◆ Dataset records:
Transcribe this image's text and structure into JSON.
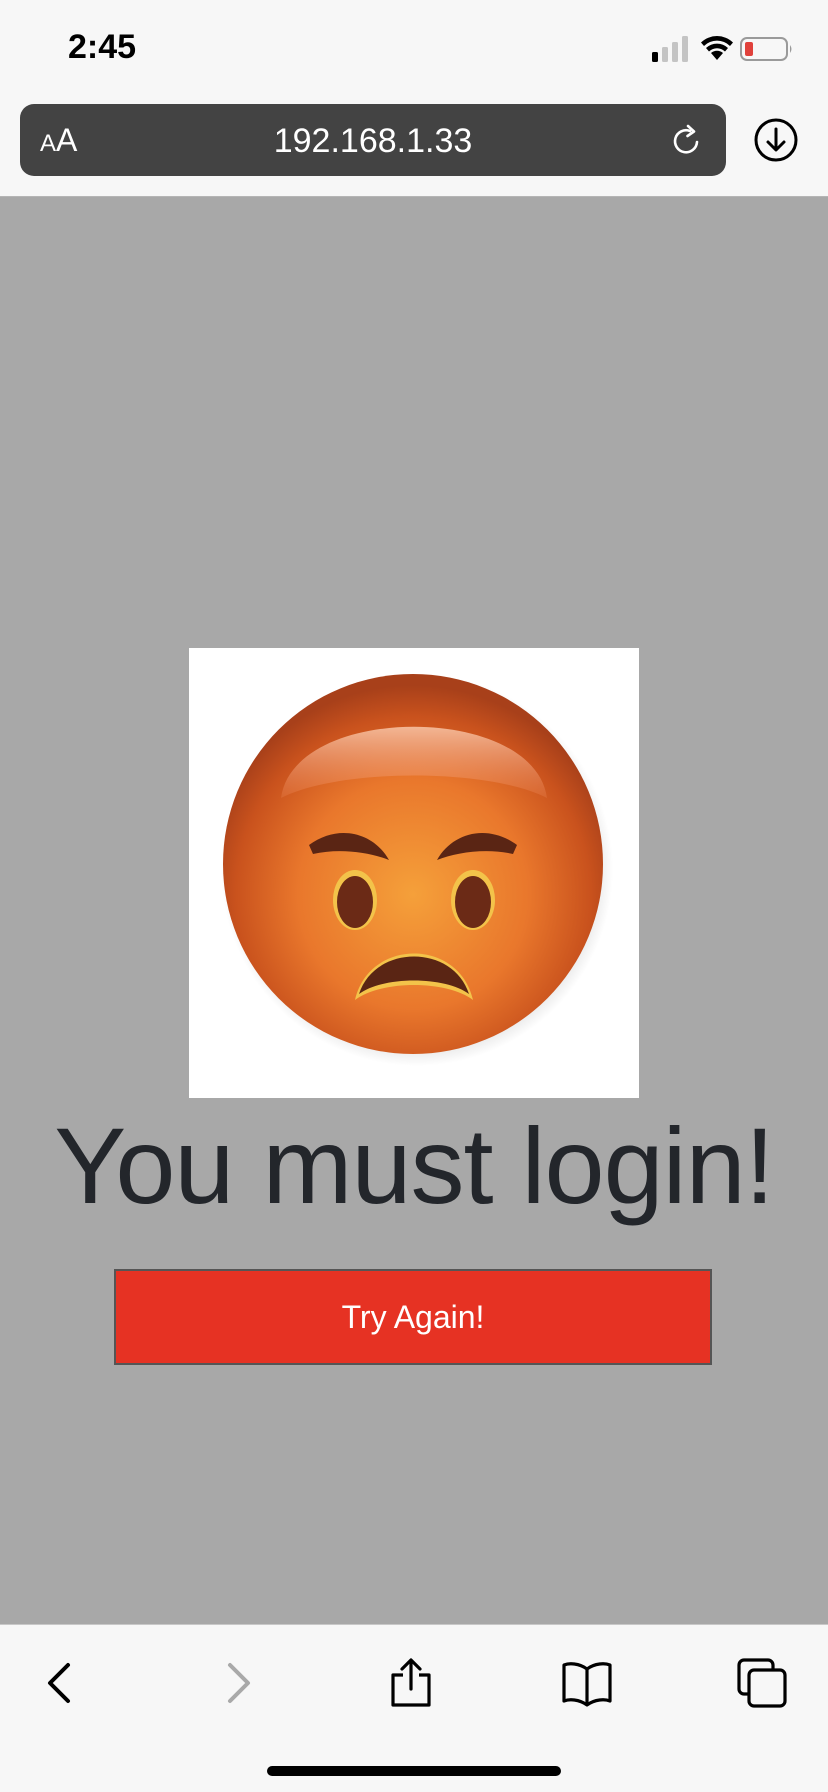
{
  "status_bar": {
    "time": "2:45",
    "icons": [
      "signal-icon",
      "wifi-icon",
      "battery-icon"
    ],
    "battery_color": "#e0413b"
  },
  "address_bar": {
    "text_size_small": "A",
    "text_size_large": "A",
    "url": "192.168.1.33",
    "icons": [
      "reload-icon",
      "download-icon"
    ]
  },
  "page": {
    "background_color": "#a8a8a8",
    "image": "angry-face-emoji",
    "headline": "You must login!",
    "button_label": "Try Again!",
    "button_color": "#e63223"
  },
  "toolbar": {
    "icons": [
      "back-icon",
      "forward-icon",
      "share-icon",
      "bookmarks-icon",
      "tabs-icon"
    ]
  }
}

◆ To do:
Transcribe the full listing character for character. Pictures are excluded.

◆ Full solution:
Transcribe this image's text and structure into JSON.
{
  "status_bar": {
    "time": "2:45",
    "icons": [
      "signal-icon",
      "wifi-icon",
      "battery-icon"
    ],
    "battery_color": "#e0413b"
  },
  "address_bar": {
    "text_size_small": "A",
    "text_size_large": "A",
    "url": "192.168.1.33",
    "icons": [
      "reload-icon",
      "download-icon"
    ]
  },
  "page": {
    "background_color": "#a8a8a8",
    "image": "angry-face-emoji",
    "headline": "You must login!",
    "button_label": "Try Again!",
    "button_color": "#e63223"
  },
  "toolbar": {
    "icons": [
      "back-icon",
      "forward-icon",
      "share-icon",
      "bookmarks-icon",
      "tabs-icon"
    ]
  }
}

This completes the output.